Exercise materials
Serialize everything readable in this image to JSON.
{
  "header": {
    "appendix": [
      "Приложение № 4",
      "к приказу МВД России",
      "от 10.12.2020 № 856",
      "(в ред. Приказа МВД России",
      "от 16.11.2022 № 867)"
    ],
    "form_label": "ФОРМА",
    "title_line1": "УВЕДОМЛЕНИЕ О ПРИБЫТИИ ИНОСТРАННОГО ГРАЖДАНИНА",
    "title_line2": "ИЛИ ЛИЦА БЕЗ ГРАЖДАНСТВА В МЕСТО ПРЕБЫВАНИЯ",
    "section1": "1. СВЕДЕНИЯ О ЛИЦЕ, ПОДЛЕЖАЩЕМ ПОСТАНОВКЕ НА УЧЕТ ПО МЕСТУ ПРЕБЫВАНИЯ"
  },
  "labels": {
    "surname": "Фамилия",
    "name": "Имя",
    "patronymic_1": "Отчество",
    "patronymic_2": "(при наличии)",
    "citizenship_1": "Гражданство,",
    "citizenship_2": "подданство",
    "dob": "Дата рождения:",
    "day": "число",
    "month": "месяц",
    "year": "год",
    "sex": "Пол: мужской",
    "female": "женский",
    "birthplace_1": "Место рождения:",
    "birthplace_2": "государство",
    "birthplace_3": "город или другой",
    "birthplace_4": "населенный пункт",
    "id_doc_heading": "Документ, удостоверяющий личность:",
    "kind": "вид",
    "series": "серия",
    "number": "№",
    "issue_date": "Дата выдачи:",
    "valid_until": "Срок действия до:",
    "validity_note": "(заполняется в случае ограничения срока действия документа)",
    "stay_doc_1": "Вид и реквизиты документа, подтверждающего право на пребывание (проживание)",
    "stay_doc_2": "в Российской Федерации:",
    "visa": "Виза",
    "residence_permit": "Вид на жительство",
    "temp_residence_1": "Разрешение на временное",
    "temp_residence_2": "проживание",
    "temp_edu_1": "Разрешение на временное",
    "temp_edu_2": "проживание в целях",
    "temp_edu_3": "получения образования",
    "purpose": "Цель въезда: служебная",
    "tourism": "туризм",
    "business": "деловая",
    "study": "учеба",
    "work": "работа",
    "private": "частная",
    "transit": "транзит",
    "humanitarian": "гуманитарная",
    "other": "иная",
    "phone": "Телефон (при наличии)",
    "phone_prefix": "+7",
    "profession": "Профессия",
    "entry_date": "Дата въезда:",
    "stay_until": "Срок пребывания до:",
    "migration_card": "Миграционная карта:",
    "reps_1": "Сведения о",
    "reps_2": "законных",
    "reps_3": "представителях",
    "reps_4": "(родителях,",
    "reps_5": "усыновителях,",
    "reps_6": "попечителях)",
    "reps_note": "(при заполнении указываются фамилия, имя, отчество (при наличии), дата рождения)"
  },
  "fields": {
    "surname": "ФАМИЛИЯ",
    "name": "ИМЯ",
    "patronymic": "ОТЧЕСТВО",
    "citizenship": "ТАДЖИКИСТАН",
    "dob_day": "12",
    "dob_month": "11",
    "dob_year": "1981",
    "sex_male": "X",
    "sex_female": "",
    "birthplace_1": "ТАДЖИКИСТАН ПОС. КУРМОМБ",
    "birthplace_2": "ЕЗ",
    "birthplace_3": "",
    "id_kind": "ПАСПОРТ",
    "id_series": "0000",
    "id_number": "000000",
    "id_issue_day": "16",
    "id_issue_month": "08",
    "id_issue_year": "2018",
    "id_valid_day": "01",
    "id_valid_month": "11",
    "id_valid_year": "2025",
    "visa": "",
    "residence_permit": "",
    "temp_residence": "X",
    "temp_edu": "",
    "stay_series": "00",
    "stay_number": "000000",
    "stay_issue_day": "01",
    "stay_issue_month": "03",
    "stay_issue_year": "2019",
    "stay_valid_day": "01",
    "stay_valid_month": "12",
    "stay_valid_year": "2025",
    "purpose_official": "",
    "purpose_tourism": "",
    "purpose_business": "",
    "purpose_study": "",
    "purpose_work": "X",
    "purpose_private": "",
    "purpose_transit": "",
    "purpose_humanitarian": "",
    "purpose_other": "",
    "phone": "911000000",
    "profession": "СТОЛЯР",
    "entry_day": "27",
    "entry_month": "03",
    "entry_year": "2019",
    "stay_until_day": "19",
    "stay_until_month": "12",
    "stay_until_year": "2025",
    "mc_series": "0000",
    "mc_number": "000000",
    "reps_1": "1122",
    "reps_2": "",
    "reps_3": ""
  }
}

Objective
Across all the entries, count the lines that contain the word "действия" and give the number by itself.

Full answer
2